• Task: List every line in this data where the string "name" occurs.

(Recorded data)
^^^^
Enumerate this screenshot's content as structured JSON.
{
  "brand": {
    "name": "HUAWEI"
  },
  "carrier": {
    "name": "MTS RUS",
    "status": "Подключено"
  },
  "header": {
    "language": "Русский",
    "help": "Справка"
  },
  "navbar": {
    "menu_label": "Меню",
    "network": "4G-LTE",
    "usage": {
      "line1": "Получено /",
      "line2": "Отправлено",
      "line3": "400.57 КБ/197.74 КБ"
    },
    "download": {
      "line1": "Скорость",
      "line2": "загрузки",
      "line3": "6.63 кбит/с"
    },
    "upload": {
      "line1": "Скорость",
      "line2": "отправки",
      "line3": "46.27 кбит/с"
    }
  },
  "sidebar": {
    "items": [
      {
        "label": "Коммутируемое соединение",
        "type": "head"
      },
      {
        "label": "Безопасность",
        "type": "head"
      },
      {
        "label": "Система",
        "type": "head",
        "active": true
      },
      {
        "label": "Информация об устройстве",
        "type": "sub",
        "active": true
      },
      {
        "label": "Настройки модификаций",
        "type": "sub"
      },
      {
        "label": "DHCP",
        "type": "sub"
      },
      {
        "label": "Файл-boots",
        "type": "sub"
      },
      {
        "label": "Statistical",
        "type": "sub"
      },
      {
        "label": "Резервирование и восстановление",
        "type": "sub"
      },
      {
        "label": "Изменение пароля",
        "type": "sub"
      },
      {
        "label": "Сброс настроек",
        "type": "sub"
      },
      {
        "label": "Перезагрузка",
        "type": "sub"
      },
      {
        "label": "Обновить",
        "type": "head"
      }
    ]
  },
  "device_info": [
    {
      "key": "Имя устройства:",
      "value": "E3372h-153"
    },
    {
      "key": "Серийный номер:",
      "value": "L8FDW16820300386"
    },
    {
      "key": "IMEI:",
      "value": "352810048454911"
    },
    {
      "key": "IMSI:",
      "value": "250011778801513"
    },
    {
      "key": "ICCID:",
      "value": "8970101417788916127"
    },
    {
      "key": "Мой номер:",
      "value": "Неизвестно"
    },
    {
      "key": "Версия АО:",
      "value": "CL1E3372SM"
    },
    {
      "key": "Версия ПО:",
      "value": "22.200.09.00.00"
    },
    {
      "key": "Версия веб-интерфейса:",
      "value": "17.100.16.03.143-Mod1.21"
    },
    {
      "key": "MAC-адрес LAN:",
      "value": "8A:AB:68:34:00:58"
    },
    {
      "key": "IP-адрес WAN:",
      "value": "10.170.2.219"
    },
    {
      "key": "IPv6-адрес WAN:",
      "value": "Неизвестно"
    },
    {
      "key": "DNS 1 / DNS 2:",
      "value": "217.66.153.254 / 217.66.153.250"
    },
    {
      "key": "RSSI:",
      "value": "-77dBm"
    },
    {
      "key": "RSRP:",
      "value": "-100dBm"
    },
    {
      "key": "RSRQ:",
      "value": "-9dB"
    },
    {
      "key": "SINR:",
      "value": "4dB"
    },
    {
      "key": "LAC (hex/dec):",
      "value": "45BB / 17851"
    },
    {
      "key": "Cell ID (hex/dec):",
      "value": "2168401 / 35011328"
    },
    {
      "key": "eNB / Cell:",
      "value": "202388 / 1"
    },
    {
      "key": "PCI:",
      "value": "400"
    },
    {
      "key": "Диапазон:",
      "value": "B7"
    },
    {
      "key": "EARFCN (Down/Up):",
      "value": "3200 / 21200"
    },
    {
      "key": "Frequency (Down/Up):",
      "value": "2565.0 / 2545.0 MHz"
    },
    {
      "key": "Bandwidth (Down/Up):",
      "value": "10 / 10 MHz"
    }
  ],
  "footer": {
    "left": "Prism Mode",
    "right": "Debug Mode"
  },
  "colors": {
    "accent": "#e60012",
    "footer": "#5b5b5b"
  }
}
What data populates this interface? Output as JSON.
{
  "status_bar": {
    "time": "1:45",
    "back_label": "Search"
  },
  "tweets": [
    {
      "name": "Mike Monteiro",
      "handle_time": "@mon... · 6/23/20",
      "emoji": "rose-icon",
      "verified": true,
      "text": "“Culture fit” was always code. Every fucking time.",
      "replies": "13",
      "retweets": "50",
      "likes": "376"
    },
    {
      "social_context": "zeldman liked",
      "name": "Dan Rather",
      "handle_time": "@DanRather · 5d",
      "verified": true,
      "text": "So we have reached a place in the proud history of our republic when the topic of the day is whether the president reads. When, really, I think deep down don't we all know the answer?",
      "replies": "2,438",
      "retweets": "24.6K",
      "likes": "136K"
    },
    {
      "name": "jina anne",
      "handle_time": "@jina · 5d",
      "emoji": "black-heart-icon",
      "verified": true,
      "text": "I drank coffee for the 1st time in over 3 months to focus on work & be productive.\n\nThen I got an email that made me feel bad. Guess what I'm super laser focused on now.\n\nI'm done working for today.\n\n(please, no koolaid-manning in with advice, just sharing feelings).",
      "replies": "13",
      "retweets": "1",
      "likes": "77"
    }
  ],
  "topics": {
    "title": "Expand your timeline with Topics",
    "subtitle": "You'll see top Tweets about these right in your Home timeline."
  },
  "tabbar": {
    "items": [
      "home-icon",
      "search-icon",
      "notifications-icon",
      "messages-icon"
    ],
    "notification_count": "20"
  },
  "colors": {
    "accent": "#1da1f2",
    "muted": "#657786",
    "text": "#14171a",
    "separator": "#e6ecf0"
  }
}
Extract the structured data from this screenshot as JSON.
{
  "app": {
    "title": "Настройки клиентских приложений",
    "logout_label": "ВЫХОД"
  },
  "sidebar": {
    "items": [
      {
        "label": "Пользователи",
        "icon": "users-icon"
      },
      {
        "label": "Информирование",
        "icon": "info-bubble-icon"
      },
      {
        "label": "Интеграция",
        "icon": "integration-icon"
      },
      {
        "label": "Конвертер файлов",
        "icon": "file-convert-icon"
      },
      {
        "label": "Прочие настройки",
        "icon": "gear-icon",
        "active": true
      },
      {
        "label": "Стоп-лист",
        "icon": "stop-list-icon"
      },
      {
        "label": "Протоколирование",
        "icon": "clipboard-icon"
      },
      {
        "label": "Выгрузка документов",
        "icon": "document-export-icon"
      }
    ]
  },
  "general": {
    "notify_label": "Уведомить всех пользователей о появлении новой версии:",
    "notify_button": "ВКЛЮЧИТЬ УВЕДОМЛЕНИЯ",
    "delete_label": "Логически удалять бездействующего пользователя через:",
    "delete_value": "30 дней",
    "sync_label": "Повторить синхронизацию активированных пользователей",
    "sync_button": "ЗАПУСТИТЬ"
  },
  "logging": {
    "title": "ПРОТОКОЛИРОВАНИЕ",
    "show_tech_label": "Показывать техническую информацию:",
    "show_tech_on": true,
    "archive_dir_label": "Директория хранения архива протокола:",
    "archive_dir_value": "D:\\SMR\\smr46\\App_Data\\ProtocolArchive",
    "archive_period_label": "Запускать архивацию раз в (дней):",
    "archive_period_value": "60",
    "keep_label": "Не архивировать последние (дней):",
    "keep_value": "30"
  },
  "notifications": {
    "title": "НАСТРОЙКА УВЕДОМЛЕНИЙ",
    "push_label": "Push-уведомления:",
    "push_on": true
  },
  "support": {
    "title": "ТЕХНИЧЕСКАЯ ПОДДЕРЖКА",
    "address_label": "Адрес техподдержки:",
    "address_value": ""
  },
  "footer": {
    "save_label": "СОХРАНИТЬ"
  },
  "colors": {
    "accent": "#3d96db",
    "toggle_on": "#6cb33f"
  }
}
^^^^
• Full answer:
    "name": "HUAWEI"
    "name": "MTS RUS",
      "name": "Mike Monteiro",
      "name": "Dan Rather",
      "name": "jina anne",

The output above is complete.